__THE EXERCISE__. Extract each line holding the word "Alpen" from the entries.

__AVAILABLE RECORDS__.
───

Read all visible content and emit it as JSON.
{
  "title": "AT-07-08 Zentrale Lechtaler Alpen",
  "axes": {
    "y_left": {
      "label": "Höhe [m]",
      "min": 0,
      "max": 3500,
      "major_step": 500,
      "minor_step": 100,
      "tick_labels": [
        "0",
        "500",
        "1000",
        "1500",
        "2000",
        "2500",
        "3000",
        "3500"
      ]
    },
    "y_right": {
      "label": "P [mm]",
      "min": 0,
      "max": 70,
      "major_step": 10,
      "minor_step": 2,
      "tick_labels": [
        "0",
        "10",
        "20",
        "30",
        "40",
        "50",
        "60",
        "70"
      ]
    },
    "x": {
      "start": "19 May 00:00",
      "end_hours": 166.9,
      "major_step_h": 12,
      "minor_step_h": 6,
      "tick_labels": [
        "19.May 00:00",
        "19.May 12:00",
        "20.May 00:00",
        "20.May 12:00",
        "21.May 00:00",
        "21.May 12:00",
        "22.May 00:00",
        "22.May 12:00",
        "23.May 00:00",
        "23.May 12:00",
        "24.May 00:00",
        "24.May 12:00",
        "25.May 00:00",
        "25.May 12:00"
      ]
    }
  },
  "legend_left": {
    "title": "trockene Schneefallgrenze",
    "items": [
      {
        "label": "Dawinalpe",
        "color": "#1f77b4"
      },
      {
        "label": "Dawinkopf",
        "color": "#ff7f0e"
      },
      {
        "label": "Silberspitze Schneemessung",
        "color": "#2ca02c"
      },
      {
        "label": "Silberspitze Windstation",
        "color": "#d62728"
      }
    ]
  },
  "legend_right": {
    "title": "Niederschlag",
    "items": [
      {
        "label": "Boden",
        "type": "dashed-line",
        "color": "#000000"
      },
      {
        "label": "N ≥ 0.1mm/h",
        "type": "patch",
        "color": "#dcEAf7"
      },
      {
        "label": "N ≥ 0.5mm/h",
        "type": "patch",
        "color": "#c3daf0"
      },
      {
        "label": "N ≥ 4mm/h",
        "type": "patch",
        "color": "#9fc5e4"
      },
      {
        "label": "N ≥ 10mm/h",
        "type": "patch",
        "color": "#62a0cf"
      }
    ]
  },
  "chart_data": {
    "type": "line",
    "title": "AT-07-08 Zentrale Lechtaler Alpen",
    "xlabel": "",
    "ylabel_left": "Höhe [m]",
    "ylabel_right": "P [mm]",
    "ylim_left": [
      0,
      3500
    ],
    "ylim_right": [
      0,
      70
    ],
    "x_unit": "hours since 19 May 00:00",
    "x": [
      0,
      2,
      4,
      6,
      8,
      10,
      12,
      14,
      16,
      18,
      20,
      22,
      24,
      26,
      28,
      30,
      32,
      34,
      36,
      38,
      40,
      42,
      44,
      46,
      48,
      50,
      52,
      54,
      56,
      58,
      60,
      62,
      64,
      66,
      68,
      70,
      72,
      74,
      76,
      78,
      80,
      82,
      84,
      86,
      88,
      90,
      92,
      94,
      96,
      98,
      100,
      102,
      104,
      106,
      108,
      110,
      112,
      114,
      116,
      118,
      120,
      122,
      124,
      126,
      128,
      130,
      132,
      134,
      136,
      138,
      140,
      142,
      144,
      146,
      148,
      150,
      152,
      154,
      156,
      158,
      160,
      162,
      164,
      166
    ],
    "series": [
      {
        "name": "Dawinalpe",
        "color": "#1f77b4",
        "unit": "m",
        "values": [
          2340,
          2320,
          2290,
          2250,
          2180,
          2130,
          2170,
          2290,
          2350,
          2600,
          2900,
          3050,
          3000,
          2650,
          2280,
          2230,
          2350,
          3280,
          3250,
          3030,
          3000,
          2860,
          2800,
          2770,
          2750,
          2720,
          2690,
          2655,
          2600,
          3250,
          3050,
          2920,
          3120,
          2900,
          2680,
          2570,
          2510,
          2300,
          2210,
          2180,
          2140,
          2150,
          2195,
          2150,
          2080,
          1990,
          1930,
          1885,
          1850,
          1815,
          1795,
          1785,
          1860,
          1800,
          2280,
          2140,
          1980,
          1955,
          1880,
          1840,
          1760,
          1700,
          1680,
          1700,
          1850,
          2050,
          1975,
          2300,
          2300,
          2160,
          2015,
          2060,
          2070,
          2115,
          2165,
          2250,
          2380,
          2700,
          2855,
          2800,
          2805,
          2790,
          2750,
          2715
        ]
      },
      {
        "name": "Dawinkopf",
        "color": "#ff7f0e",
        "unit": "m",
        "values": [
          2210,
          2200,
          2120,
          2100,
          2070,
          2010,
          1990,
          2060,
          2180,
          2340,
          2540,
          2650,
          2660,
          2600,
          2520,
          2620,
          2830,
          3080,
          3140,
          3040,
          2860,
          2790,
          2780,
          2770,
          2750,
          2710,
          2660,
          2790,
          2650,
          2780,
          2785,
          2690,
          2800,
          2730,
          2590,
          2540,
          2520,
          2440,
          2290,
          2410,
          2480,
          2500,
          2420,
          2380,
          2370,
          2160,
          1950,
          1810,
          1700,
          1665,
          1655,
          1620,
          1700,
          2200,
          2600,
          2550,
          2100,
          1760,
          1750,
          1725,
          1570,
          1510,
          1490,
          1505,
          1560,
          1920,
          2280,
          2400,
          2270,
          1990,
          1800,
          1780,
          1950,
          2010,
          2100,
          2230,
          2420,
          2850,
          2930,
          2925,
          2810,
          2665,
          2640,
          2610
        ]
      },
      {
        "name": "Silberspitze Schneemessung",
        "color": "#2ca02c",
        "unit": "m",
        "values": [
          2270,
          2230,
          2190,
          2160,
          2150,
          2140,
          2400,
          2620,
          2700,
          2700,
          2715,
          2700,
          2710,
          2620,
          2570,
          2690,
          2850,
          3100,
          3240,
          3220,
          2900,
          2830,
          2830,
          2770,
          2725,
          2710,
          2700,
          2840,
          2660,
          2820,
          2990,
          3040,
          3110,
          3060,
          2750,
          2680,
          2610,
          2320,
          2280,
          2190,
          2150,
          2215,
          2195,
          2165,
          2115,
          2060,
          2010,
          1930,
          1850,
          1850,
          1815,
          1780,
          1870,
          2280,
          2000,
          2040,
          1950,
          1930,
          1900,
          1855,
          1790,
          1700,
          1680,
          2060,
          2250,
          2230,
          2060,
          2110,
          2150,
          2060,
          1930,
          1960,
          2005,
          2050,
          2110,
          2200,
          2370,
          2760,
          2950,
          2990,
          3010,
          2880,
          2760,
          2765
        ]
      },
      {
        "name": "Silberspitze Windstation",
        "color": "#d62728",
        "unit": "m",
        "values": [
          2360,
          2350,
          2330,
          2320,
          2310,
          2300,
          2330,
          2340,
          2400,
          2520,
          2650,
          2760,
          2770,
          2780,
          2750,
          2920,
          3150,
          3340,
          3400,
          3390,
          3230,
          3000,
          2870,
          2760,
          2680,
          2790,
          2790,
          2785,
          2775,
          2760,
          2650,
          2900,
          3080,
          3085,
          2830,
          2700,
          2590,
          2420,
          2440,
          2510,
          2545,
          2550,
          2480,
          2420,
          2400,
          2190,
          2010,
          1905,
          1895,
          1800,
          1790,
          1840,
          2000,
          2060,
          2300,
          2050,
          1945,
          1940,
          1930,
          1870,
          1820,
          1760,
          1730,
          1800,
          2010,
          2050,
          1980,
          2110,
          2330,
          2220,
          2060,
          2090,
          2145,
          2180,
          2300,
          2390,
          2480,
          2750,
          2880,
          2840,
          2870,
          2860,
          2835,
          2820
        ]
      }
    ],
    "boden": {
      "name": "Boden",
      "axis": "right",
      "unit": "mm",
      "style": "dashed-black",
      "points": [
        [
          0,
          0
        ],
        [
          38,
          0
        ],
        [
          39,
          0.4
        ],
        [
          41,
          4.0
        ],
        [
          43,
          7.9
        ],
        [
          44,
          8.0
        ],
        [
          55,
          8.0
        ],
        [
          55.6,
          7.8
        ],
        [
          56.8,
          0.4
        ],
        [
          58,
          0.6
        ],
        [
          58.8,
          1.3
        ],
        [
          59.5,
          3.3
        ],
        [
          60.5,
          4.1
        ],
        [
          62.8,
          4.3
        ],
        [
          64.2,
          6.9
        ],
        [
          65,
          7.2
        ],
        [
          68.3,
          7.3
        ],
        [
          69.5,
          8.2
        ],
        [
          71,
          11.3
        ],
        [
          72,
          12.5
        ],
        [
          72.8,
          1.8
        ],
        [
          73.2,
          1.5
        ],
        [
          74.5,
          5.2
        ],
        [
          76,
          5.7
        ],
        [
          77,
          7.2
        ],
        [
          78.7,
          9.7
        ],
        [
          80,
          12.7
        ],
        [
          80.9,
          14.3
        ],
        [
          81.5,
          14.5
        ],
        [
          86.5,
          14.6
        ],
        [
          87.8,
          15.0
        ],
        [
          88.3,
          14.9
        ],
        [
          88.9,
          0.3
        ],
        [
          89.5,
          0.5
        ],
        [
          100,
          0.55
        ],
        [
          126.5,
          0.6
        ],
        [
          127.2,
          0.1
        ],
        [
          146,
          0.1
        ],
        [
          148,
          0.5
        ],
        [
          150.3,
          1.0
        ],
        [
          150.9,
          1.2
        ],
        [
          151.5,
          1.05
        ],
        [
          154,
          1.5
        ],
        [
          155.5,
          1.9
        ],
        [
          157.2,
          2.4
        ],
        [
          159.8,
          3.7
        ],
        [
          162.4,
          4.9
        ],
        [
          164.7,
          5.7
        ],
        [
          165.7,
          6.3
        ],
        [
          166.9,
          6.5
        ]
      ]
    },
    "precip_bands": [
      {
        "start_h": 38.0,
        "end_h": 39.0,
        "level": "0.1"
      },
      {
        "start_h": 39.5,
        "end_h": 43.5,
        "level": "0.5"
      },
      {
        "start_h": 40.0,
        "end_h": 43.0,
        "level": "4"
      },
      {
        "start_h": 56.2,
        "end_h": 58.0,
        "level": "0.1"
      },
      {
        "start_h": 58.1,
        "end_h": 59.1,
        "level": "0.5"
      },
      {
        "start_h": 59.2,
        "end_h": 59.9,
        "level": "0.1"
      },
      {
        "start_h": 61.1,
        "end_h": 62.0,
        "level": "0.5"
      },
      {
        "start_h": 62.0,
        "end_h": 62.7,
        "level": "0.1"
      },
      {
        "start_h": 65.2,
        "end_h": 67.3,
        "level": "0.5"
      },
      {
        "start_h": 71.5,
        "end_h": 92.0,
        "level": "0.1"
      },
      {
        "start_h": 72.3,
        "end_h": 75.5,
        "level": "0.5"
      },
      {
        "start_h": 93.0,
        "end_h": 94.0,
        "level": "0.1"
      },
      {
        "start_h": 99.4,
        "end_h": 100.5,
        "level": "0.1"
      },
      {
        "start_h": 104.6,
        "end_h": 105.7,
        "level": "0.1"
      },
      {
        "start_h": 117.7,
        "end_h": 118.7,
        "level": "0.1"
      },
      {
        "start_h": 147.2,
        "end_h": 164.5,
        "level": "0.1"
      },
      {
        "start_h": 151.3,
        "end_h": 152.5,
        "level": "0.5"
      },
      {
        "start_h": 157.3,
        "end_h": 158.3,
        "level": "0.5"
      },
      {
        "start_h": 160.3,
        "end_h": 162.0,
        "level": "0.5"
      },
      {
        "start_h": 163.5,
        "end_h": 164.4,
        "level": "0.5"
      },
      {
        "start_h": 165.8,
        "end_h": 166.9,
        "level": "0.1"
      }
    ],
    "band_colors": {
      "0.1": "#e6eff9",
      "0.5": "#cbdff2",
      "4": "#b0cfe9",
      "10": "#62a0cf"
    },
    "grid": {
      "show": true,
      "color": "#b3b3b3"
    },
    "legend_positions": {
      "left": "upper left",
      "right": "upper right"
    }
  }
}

───

__THE RESPONSE__.
  "title": "AT-07-08 Zentrale Lechtaler Alpen",
    "title": "AT-07-08 Zentrale Lechtaler Alpen",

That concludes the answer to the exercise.